■ What the task asks ■
In your copy, include every line of the listing below exactly but none of the pictures.
* * *
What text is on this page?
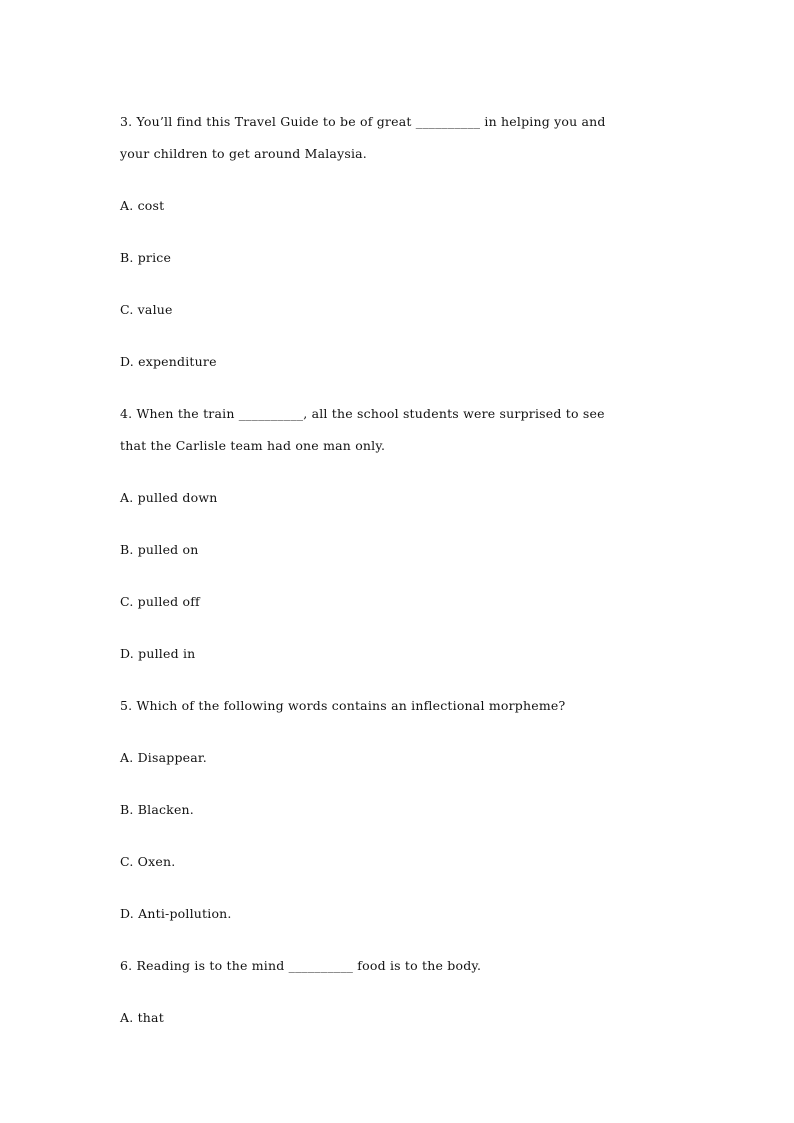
3. You’ll find this Travel Guide to be of great __________ in helping you and
your children to get around Malaysia.
A. cost
B. price
C. value
D. expenditure
4. When the train __________, all the school students were surprised to see
that the Carlisle team had one man only.
A. pulled down
B. pulled on
C. pulled off
D. pulled in
5. Which of the following words contains an inflectional morpheme?
A. Disappear.
B. Blacken.
C. Oxen.
D. Anti-pollution.
6. Reading is to the mind __________ food is to the body.
A. that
* * *
■ Result for this task ■
What text is on this page?
3. You’ll find this Travel Guide to be of great __________ in helping you and
your children to get around Malaysia.
A. cost
B. price
C. value
D. expenditure
4. When the train __________, all the school students were surprised to see
that the Carlisle team had one man only.
A. pulled down
B. pulled on
C. pulled off
D. pulled in
5. Which of the following words contains an inflectional morpheme?
A. Disappear.
B. Blacken.
C. Oxen.
D. Anti-pollution.
6. Reading is to the mind __________ food is to the body.
A. that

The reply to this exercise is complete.